_WHAT THE EXERCISE ASKS_.
Return each line containing "color".

╭──

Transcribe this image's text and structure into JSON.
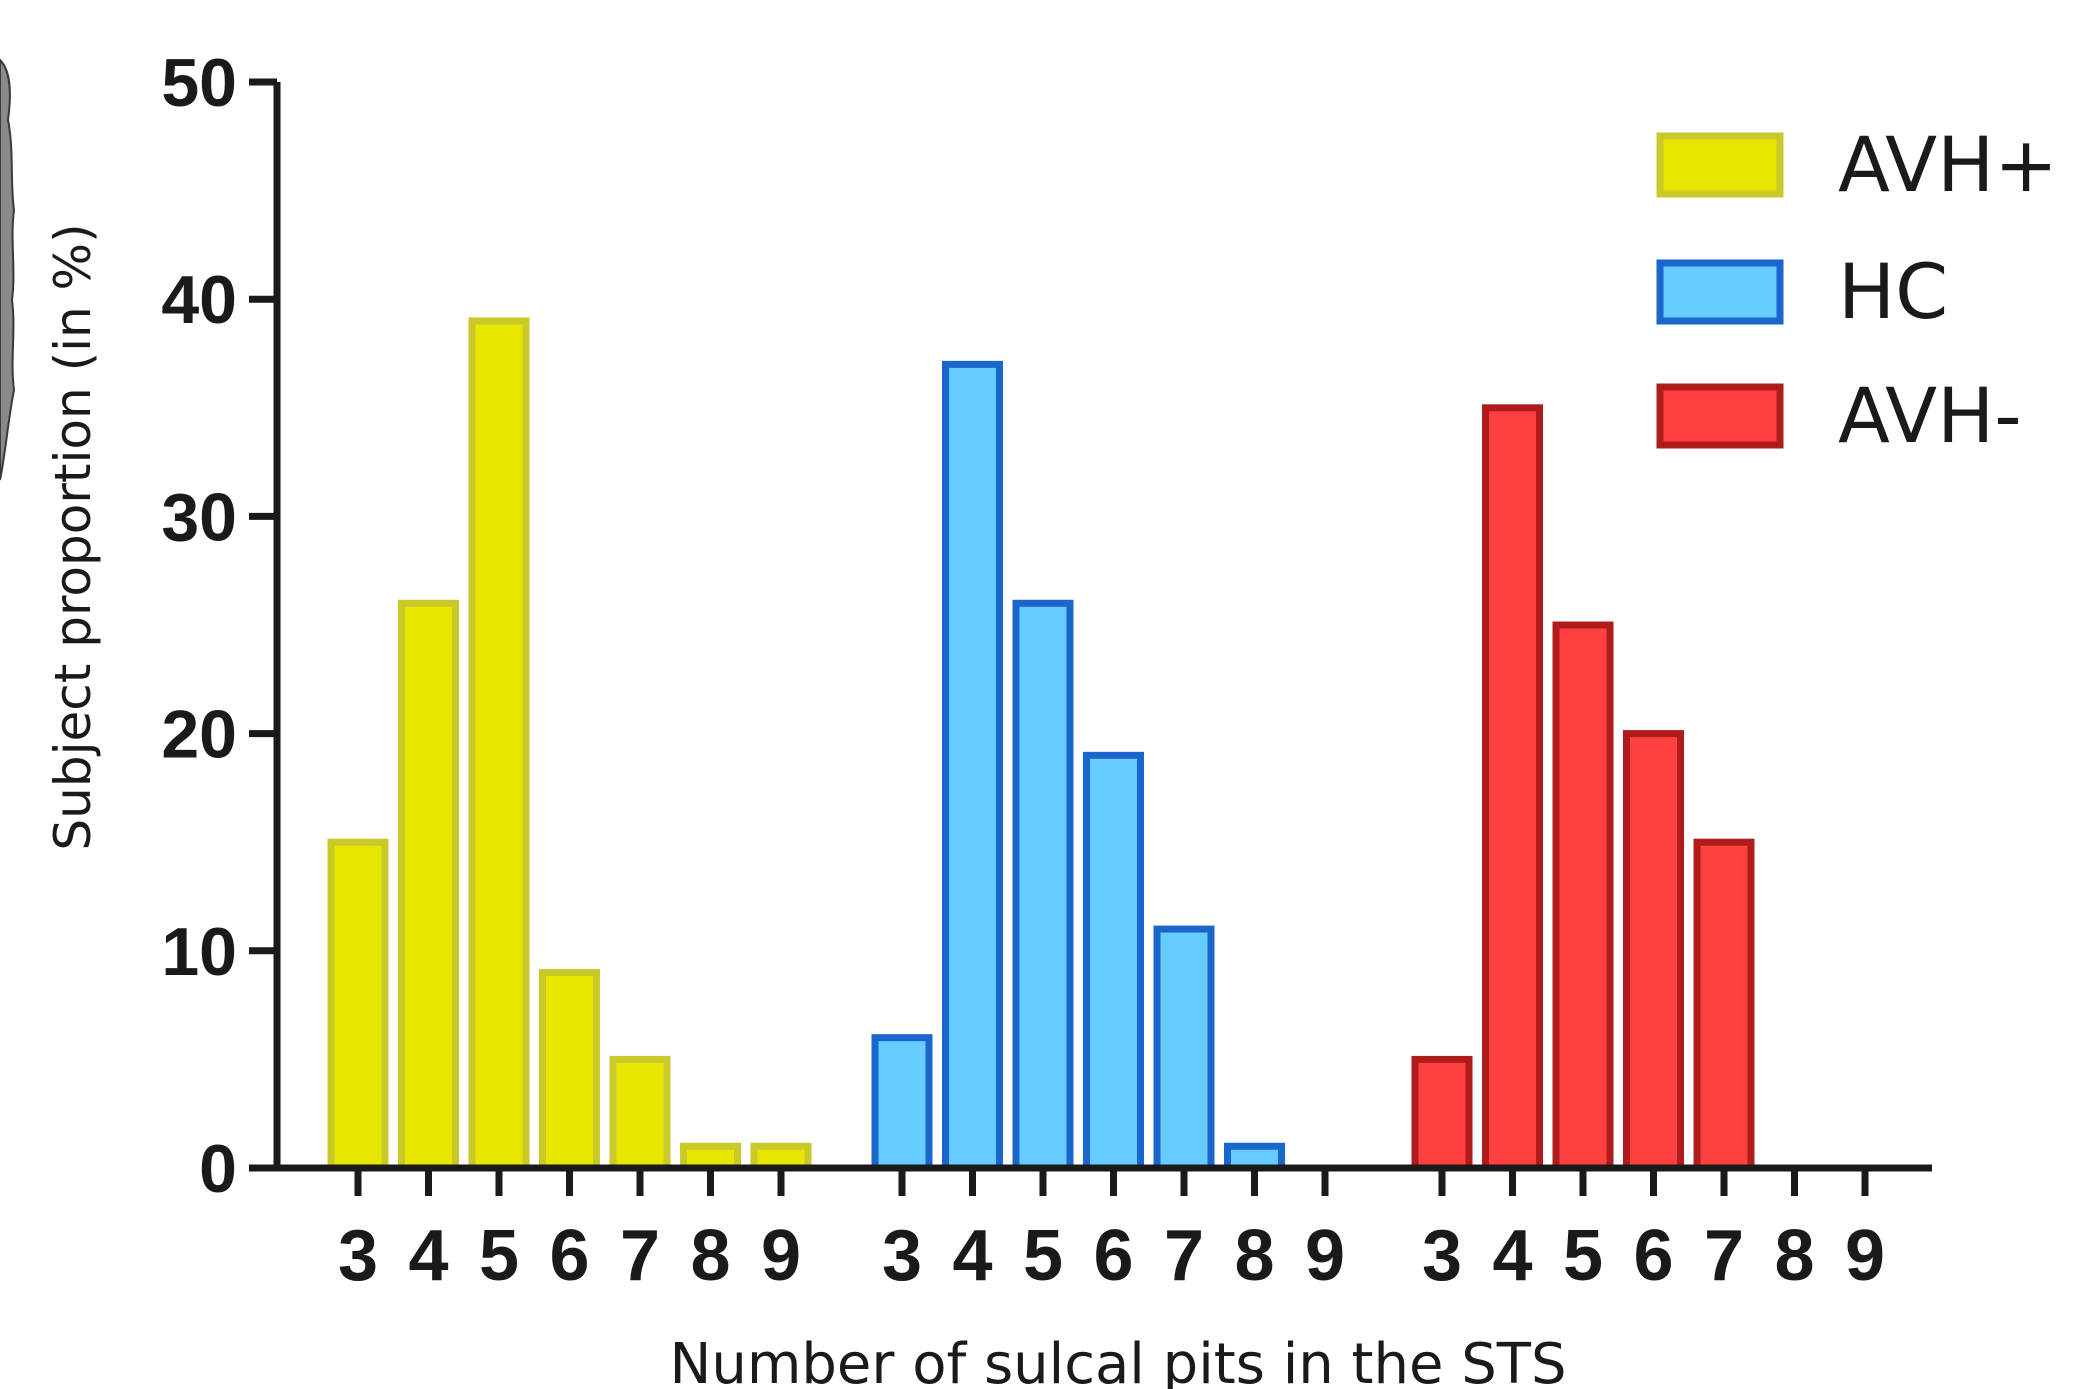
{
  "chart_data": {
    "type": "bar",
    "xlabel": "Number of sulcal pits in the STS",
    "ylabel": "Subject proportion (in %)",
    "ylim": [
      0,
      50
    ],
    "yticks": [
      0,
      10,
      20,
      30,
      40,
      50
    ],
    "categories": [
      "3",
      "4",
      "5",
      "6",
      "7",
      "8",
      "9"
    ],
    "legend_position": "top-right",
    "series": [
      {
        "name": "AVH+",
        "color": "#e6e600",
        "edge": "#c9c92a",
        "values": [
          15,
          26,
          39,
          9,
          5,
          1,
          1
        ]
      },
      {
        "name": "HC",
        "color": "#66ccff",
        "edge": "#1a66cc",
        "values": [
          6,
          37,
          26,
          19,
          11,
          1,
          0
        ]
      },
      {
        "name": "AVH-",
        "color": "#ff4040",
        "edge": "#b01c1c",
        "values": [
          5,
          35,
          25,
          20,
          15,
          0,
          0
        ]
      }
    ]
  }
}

╰──

_ANSWER_.
        "color": "#e6e600",
        "color": "#66ccff",
        "color": "#ff4040",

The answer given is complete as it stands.